Escolas, correntes, controvérsias têm marcado, ao longo do tempo, a evolução do pensamento sobre o direito
José Reinaldo de Lima Lopes
O direito, embora sendo uma das mais tradicionais disciplinas
universitárias, cujas primeiras escolas datam do final do século 11,
está constantemente em busca de identidade. Pode ser porque o objeto da
discussão e do conhecimento jurídicos tem um caráter peculiar: normas
não existem como as coisas materiais, não ocupam lugar no espaço, não
têm uma realidade molecular. E, mesmo assim, poucos diriam que direito
ou normas jurídicas não existem, ou não passam de ficção, ou fantasias
como o Papai Noel ou o unicórnio. O direito assemelha-se a outras
práticas segundo regras, como jogos ou línguas. Embora línguas e jogos
não existam como objetos moleculares, todos lhes reconhecem uma
existência objetiva, e, apesar de frutos da ação humana, não podem ser
mudados por seus falantes ou jogadores individuais. Fazer perguntas
sobre esta natureza curiosa das regras e sistemas jurídicos é uma das
ocupações principais da filosofia do direito.

DADOS EXTRAÍDOS
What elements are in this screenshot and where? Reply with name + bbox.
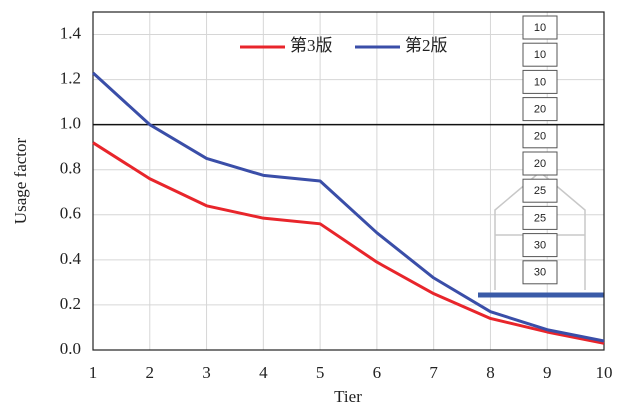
legend-label: 第3版 [290, 36, 333, 55]
y-tick-label: 0.0 [60, 339, 81, 358]
chart: 10101020202025253030 Tier Usage factor 1… [0, 0, 625, 410]
inset-label: 30 [534, 240, 546, 252]
inset-label: 10 [534, 49, 546, 61]
x-tick-label: 9 [543, 363, 552, 382]
x-tick-label: 7 [429, 363, 438, 382]
y-tick-label: 1.2 [60, 69, 81, 88]
y-tick-label: 0.6 [60, 204, 81, 223]
inset-stack: 10 10 10 20 20 20 25 25 30 30 [523, 16, 557, 284]
x-tick-label: 5 [316, 363, 325, 382]
inset-label: 10 [534, 22, 546, 34]
x-tick-label: 1 [89, 363, 98, 382]
inset-label: 10 [534, 76, 546, 88]
inset-label: 20 [534, 131, 546, 143]
y-tick-label: 1.4 [60, 23, 82, 42]
y-tick-label: 0.4 [60, 249, 82, 268]
x-tick-label: 8 [486, 363, 495, 382]
x-tick-label: 2 [146, 363, 155, 382]
x-tick-label: 10 [596, 363, 613, 382]
y-tick-label: 1.0 [60, 114, 81, 133]
x-tick-label: 3 [202, 363, 211, 382]
inset-label: 20 [534, 104, 546, 116]
x-axis-label: Tier [334, 387, 362, 406]
y-axis-label: Usage factor [11, 137, 30, 224]
legend-label: 第2版 [405, 36, 448, 55]
inset-label: 30 [534, 267, 546, 279]
y-tick-label: 0.2 [60, 294, 81, 313]
inset-label: 25 [534, 185, 546, 197]
x-tick-label: 6 [373, 363, 382, 382]
inset-label: 20 [534, 158, 546, 170]
inset-label: 25 [534, 212, 546, 224]
y-tick-label: 0.8 [60, 159, 81, 178]
x-tick-label: 4 [259, 363, 268, 382]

TAREFAS
a. Liste as três afirmações com que o artigo sobre filosofia do direito diz que as normas diferem das coisas materiais.
b. Retome o artigo sobre filosofia do direito a partir da última frase apresentada.
Os registros não são necessários para estas tarefas.

RESPOSTAS
a.
- Não existem como as coisas materiais.
- Não ocupam lugar no espaço.
- Não têm uma realidade molecular.

b.
Ela se ocupa desses aspectos mais gerais e abstratos dos sistemas
jurídicos e abre-se em diversas correntes que os explicam de formas
variadas. É tradicionalmente feita pelos próprios juristas, embora
também filósofos dela se ocupem, e hoje é ensinada em todos os lugares
em que se ensina direito nas universidades. Não é por acaso, pois várias
das perguntas feitas pela filosofia do direito são também as que os
juristas se fazem especialmente quando chamados em casos difíceis a
aplicar o seu conhecimento: casos novos diante de leis velhas, propostas
de novas leis para novos casos, propostas de novas leis para casos
velhos e assim por diante. Por isso, problemas da filosofia do direito
são às vezes desdobramentos de dificuldades que qualquer jurista
encontra para aplicar a lei ao caso concreto.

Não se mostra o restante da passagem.